Recorded data:
━━━━
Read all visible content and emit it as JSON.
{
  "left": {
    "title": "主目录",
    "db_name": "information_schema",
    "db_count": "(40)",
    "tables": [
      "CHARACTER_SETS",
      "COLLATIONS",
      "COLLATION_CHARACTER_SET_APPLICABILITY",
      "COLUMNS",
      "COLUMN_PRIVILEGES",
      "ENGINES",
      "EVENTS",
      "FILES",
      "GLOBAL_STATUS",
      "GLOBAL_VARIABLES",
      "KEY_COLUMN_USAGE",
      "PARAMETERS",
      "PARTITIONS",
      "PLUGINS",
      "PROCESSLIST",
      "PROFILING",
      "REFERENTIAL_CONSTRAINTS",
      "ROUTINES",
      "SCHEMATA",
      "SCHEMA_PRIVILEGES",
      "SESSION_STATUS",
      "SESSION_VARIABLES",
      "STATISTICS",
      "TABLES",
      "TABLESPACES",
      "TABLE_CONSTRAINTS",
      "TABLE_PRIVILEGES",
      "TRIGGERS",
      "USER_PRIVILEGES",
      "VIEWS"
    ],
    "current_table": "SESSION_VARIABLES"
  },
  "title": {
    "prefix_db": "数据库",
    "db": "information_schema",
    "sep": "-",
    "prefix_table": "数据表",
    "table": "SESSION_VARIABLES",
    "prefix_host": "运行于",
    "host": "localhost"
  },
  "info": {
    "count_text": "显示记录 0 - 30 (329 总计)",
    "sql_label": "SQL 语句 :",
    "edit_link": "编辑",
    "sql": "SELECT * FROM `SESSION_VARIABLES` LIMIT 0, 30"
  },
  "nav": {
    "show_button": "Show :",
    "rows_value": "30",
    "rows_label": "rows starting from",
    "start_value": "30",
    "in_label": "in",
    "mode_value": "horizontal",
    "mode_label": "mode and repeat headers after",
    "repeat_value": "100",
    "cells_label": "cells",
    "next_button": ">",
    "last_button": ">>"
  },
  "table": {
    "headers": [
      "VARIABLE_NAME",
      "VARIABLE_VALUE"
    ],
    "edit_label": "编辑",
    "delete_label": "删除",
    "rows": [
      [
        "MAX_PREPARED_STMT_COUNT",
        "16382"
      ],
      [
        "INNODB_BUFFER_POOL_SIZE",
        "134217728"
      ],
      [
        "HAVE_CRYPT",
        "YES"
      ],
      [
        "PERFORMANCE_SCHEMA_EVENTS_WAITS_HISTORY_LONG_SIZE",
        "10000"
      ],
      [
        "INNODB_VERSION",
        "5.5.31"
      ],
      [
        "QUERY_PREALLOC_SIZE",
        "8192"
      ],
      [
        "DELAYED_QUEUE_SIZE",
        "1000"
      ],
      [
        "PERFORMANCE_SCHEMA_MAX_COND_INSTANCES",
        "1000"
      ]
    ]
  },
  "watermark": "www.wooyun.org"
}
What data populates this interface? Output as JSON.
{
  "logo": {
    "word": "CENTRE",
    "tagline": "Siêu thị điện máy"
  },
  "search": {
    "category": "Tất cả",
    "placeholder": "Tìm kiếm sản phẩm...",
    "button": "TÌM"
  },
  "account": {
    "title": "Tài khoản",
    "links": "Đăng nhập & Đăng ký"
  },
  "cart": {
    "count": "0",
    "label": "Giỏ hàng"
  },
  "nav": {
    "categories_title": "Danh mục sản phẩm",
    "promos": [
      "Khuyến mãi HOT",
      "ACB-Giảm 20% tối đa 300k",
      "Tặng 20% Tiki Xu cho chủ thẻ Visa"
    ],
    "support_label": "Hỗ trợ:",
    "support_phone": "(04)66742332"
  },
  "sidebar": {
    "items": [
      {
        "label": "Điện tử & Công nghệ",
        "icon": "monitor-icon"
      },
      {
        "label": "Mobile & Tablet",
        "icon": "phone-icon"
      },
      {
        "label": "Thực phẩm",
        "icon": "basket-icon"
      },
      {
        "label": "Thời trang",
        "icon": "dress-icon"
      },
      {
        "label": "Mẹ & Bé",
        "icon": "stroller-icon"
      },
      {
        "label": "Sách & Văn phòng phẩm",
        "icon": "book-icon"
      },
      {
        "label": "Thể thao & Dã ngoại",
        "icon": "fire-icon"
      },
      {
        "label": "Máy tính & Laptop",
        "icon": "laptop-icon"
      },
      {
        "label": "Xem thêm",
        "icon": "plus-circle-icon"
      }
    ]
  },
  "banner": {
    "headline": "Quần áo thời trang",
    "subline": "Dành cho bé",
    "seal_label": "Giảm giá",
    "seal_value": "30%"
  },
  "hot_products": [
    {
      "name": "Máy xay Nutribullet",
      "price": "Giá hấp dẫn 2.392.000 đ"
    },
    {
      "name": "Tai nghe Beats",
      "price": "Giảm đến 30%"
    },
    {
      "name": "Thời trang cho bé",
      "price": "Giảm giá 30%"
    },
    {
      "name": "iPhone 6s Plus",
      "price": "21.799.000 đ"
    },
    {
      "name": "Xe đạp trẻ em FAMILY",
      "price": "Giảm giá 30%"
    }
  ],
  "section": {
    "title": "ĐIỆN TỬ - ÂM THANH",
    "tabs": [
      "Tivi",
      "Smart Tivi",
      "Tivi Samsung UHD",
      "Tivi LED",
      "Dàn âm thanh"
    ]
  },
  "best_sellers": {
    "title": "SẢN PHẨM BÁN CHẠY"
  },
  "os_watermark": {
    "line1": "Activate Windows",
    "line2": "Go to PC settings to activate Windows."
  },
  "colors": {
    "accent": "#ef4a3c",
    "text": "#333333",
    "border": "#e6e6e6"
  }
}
━━━━
> Stated problem
In the listing, find each line with the string "headers" and copy it.

> Exercise output
    "mode_label": "mode and repeat headers after",
    "headers": [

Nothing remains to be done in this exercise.